§ THE REQUEST
Please print every record below exactly as it appears.

⟨

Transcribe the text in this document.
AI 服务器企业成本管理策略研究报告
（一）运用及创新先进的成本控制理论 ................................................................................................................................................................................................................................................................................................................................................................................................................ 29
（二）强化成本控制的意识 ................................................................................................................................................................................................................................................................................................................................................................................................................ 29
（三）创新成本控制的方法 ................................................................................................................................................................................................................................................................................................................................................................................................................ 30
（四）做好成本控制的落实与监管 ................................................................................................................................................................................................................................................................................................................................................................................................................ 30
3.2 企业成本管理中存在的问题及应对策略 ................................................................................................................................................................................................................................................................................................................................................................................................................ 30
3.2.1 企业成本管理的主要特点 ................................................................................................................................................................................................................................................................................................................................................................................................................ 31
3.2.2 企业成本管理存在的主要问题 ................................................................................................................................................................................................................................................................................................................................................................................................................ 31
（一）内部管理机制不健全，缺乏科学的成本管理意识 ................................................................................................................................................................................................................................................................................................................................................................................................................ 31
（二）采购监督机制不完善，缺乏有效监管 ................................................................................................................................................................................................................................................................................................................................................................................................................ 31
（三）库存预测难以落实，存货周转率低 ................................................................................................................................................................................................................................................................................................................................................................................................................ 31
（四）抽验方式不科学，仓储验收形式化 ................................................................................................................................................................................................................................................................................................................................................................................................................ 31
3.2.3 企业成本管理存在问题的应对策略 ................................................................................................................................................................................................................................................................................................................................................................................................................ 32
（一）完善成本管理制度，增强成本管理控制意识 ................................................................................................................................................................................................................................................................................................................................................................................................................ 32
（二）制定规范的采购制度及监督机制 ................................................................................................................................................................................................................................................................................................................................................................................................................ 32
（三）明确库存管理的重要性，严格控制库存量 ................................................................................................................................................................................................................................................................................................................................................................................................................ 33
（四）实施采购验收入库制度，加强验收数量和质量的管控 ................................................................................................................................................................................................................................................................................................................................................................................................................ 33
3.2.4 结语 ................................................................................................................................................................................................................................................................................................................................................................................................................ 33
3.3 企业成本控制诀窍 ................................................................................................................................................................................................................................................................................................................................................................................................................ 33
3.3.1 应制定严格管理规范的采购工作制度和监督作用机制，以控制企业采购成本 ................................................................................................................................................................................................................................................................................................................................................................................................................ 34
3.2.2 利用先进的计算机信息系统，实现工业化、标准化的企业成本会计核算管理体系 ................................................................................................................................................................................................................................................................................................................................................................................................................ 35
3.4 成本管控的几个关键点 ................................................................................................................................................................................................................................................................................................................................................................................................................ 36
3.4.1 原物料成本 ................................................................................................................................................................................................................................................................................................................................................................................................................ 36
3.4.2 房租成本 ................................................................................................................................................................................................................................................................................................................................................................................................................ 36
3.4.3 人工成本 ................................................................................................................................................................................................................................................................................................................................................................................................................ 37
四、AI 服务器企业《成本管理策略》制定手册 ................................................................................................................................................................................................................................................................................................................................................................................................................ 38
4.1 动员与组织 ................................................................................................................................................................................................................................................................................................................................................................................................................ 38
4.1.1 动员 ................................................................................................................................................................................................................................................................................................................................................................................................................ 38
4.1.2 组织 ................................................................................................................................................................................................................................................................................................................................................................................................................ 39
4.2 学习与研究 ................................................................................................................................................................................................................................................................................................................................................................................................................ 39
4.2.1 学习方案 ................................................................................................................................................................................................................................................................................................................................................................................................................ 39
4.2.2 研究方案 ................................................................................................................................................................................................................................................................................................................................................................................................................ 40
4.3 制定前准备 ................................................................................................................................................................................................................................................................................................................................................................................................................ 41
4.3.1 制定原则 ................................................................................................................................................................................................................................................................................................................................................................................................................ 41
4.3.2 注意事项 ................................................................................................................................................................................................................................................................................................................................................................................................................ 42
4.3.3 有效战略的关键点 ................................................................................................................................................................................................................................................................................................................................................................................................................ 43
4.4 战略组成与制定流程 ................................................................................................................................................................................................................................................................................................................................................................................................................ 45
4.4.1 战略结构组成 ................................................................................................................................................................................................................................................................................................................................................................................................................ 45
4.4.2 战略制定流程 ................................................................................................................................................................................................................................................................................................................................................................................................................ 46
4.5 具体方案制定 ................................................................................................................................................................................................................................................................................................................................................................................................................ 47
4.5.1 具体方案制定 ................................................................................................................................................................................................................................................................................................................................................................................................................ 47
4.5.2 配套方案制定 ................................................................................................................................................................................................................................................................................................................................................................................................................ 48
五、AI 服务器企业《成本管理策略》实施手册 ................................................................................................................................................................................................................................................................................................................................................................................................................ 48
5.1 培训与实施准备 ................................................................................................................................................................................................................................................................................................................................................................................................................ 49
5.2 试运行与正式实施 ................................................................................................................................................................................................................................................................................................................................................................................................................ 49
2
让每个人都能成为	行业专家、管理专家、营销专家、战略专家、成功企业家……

⟩

§ EXERCISE SOLUTION
Transcribe the text in this document.
AI 服务器企业成本管理策略研究报告
（一）运用及创新先进的成本控制理论 ................................................................................................................................................................................................................................................................................................................................................................................................................ 29
（二）强化成本控制的意识 ................................................................................................................................................................................................................................................................................................................................................................................................................ 29
（三）创新成本控制的方法 ................................................................................................................................................................................................................................................................................................................................................................................................................ 30
（四）做好成本控制的落实与监管 ................................................................................................................................................................................................................................................................................................................................................................................................................ 30
3.2 企业成本管理中存在的问题及应对策略 ................................................................................................................................................................................................................................................................................................................................................................................................................ 30
3.2.1 企业成本管理的主要特点 ................................................................................................................................................................................................................................................................................................................................................................................................................ 31
3.2.2 企业成本管理存在的主要问题 ................................................................................................................................................................................................................................................................................................................................................................................................................ 31
（一）内部管理机制不健全，缺乏科学的成本管理意识 ................................................................................................................................................................................................................................................................................................................................................................................................................ 31
（二）采购监督机制不完善，缺乏有效监管 ................................................................................................................................................................................................................................................................................................................................................................................................................ 31
（三）库存预测难以落实，存货周转率低 ................................................................................................................................................................................................................................................................................................................................................................................................................ 31
（四）抽验方式不科学，仓储验收形式化 ................................................................................................................................................................................................................................................................................................................................................................................................................ 31
3.2.3 企业成本管理存在问题的应对策略 ................................................................................................................................................................................................................................................................................................................................................................................................................ 32
（一）完善成本管理制度，增强成本管理控制意识 ................................................................................................................................................................................................................................................................................................................................................................................................................ 32
（二）制定规范的采购制度及监督机制 ................................................................................................................................................................................................................................................................................................................................................................................................................ 32
（三）明确库存管理的重要性，严格控制库存量 ................................................................................................................................................................................................................................................................................................................................................................................................................ 33
（四）实施采购验收入库制度，加强验收数量和质量的管控 ................................................................................................................................................................................................................................................................................................................................................................................................................ 33
3.2.4 结语 ................................................................................................................................................................................................................................................................................................................................................................................................................ 33
3.3 企业成本控制诀窍 ................................................................................................................................................................................................................................................................................................................................................................................................................ 33
3.3.1 应制定严格管理规范的采购工作制度和监督作用机制，以控制企业采购成本 ................................................................................................................................................................................................................................................................................................................................................................................................................ 34
3.2.2 利用先进的计算机信息系统，实现工业化、标准化的企业成本会计核算管理体系 ................................................................................................................................................................................................................................................................................................................................................................................................................ 35
3.4 成本管控的几个关键点 ................................................................................................................................................................................................................................................................................................................................................................................................................ 36
3.4.1 原物料成本 ................................................................................................................................................................................................................................................................................................................................................................................................................ 36
3.4.2 房租成本 ................................................................................................................................................................................................................................................................................................................................................................................................................ 36
3.4.3 人工成本 ................................................................................................................................................................................................................................................................................................................................................................................................................ 37
四、AI 服务器企业《成本管理策略》制定手册 ................................................................................................................................................................................................................................................................................................................................................................................................................ 38
4.1 动员与组织 ................................................................................................................................................................................................................................................................................................................................................................................................................ 38
4.1.1 动员 ................................................................................................................................................................................................................................................................................................................................................................................................................ 38
4.1.2 组织 ................................................................................................................................................................................................................................................................................................................................................................................................................ 39
4.2 学习与研究 ................................................................................................................................................................................................................................................................................................................................................................................................................ 39
4.2.1 学习方案 ................................................................................................................................................................................................................................................................................................................................................................................................................ 39
4.2.2 研究方案 ................................................................................................................................................................................................................................................................................................................................................................................................................ 40
4.3 制定前准备 ................................................................................................................................................................................................................................................................................................................................................................................................................ 41
4.3.1 制定原则 ................................................................................................................................................................................................................................................................................................................................................................................................................ 41
4.3.2 注意事项 ................................................................................................................................................................................................................................................................................................................................................................................................................ 42
4.3.3 有效战略的关键点 ................................................................................................................................................................................................................................................................................................................................................................................................................ 43
4.4 战略组成与制定流程 ................................................................................................................................................................................................................................................................................................................................................................................................................ 45
4.4.1 战略结构组成 ................................................................................................................................................................................................................................................................................................................................................................................................................ 45
4.4.2 战略制定流程 ................................................................................................................................................................................................................................................................................................................................................................................................................ 46
4.5 具体方案制定 ................................................................................................................................................................................................................................................................................................................................................................................................................ 47
4.5.1 具体方案制定 ................................................................................................................................................................................................................................................................................................................................................................................................................ 47
4.5.2 配套方案制定 ................................................................................................................................................................................................................................................................................................................................................................................................................ 48
五、AI 服务器企业《成本管理策略》实施手册 ................................................................................................................................................................................................................................................................................................................................................................................................................ 48
5.1 培训与实施准备 ................................................................................................................................................................................................................................................................................................................................................................................................................ 49
5.2 试运行与正式实施 ................................................................................................................................................................................................................................................................................................................................................................................................................ 49
2
让每个人都能成为	行业专家、管理专家、营销专家、战略专家、成功企业家……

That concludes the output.